* Start Data records *
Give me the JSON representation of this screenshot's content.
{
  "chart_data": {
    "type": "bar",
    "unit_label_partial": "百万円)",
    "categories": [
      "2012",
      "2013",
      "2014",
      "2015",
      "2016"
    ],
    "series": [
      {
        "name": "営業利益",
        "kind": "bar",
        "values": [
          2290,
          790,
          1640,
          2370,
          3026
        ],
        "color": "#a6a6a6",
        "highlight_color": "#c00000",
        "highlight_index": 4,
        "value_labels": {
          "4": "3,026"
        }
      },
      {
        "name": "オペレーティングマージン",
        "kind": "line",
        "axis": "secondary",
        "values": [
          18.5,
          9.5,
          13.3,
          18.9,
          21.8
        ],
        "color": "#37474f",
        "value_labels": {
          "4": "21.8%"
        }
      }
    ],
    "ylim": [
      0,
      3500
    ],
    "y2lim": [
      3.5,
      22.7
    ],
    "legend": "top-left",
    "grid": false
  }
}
* End Data records *
Work to do —
Reproduce the full listing above, character for character.

Solution below —
Give me the JSON representation of this screenshot's content.
{
  "chart_data": {
    "type": "bar",
    "unit_label_partial": "百万円)",
    "categories": [
      "2012",
      "2013",
      "2014",
      "2015",
      "2016"
    ],
    "series": [
      {
        "name": "営業利益",
        "kind": "bar",
        "values": [
          2290,
          790,
          1640,
          2370,
          3026
        ],
        "color": "#a6a6a6",
        "highlight_color": "#c00000",
        "highlight_index": 4,
        "value_labels": {
          "4": "3,026"
        }
      },
      {
        "name": "オペレーティングマージン",
        "kind": "line",
        "axis": "secondary",
        "values": [
          18.5,
          9.5,
          13.3,
          18.9,
          21.8
        ],
        "color": "#37474f",
        "value_labels": {
          "4": "21.8%"
        }
      }
    ],
    "ylim": [
      0,
      3500
    ],
    "y2lim": [
      3.5,
      22.7
    ],
    "legend": "top-left",
    "grid": false
  }
}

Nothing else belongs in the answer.